**** RECORDED DATA

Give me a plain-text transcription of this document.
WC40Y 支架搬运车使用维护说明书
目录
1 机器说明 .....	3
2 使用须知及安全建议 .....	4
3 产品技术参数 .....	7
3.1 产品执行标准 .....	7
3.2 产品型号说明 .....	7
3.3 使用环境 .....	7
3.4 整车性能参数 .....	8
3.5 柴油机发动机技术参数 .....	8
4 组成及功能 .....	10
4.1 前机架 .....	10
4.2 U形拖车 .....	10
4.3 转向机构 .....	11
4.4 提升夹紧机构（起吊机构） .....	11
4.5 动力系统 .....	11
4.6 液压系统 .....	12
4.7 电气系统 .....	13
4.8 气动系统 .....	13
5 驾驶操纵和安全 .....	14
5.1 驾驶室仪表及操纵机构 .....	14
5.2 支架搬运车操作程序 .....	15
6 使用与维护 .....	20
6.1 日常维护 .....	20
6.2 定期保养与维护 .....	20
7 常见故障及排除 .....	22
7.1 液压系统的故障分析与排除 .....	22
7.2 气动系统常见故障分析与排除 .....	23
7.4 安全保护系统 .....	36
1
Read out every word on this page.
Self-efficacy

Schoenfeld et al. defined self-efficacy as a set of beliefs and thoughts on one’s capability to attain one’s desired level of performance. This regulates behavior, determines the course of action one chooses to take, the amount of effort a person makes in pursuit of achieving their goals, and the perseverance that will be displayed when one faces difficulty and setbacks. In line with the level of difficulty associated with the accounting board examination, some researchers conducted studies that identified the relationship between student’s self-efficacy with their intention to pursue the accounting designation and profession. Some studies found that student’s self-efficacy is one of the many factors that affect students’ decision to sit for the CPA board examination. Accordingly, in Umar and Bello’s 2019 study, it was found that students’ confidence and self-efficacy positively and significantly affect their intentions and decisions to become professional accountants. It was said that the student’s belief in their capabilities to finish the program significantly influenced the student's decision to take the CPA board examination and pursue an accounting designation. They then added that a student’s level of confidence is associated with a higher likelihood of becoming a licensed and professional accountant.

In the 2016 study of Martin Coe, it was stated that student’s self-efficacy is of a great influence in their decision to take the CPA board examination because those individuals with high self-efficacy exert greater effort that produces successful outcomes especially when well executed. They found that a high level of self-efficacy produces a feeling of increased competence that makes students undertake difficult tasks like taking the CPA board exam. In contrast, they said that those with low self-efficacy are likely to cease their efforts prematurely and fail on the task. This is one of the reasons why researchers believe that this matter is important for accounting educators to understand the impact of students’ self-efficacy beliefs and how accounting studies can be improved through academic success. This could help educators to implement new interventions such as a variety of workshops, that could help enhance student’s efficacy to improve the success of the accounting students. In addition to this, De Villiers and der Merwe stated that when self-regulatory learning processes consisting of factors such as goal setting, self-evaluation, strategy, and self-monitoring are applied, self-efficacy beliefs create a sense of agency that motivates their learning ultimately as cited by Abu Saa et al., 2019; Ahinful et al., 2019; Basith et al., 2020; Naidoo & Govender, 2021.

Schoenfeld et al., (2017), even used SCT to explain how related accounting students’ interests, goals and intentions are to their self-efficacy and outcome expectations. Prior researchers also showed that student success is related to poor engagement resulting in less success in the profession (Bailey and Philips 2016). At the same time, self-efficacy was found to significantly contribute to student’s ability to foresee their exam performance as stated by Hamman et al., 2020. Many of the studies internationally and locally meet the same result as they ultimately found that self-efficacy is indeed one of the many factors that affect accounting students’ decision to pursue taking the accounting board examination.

********

• [REQUIRED WORK]: From the records above, extract everything verbatim.

• [RESPONSE TO THE EXERCISE]:
Give me a plain-text transcription of this document.
WC40Y 支架搬运车使用维护说明书
目录
1 机器说明 .....	3
2 使用须知及安全建议 .....	4
3 产品技术参数 .....	7
3.1 产品执行标准 .....	7
3.2 产品型号说明 .....	7
3.3 使用环境 .....	7
3.4 整车性能参数 .....	8
3.5 柴油机发动机技术参数 .....	8
4 组成及功能 .....	10
4.1 前机架 .....	10
4.2 U形拖车 .....	10
4.3 转向机构 .....	11
4.4 提升夹紧机构（起吊机构） .....	11
4.5 动力系统 .....	11
4.6 液压系统 .....	12
4.7 电气系统 .....	13
4.8 气动系统 .....	13
5 驾驶操纵和安全 .....	14
5.1 驾驶室仪表及操纵机构 .....	14
5.2 支架搬运车操作程序 .....	15
6 使用与维护 .....	20
6.1 日常维护 .....	20
6.2 定期保养与维护 .....	20
7 常见故障及排除 .....	22
7.1 液压系统的故障分析与排除 .....	22
7.2 气动系统常见故障分析与排除 .....	23
7.4 安全保护系统 .....	36
1
Read out every word on this page.
Self-efficacy

Schoenfeld et al. defined self-efficacy as a set of beliefs and thoughts on one’s capability to attain one’s desired level of performance. This regulates behavior, determines the course of action one chooses to take, the amount of effort a person makes in pursuit of achieving their goals, and the perseverance that will be displayed when one faces difficulty and setbacks. In line with the level of difficulty associated with the accounting board examination, some researchers conducted studies that identified the relationship between student’s self-efficacy with their intention to pursue the accounting designation and profession. Some studies found that student’s self-efficacy is one of the many factors that affect students’ decision to sit for the CPA board examination. Accordingly, in Umar and Bello’s 2019 study, it was found that students’ confidence and self-efficacy positively and significantly affect their intentions and decisions to become professional accountants. It was said that the student’s belief in their capabilities to finish the program significantly influenced the student's decision to take the CPA board examination and pursue an accounting designation. They then added that a student’s level of confidence is associated with a higher likelihood of becoming a licensed and professional accountant.

In the 2016 study of Martin Coe, it was stated that student’s self-efficacy is of a great influence in their decision to take the CPA board examination because those individuals with high self-efficacy exert greater effort that produces successful outcomes especially when well executed. They found that a high level of self-efficacy produces a feeling of increased competence that makes students undertake difficult tasks like taking the CPA board exam. In contrast, they said that those with low self-efficacy are likely to cease their efforts prematurely and fail on the task. This is one of the reasons why researchers believe that this matter is important for accounting educators to understand the impact of students’ self-efficacy beliefs and how accounting studies can be improved through academic success. This could help educators to implement new interventions such as a variety of workshops, that could help enhance student’s efficacy to improve the success of the accounting students. In addition to this, De Villiers and der Merwe stated that when self-regulatory learning processes consisting of factors such as goal setting, self-evaluation, strategy, and self-monitoring are applied, self-efficacy beliefs create a sense of agency that motivates their learning ultimately as cited by Abu Saa et al., 2019; Ahinful et al., 2019; Basith et al., 2020; Naidoo & Govender, 2021.

Schoenfeld et al., (2017), even used SCT to explain how related accounting students’ interests, goals and intentions are to their self-efficacy and outcome expectations. Prior researchers also showed that student success is related to poor engagement resulting in less success in the profession (Bailey and Philips 2016). At the same time, self-efficacy was found to significantly contribute to student’s ability to foresee their exam performance as stated by Hamman et al., 2020. Many of the studies internationally and locally meet the same result as they ultimately found that self-efficacy is indeed one of the many factors that affect accounting students’ decision to pursue taking the accounting board examination.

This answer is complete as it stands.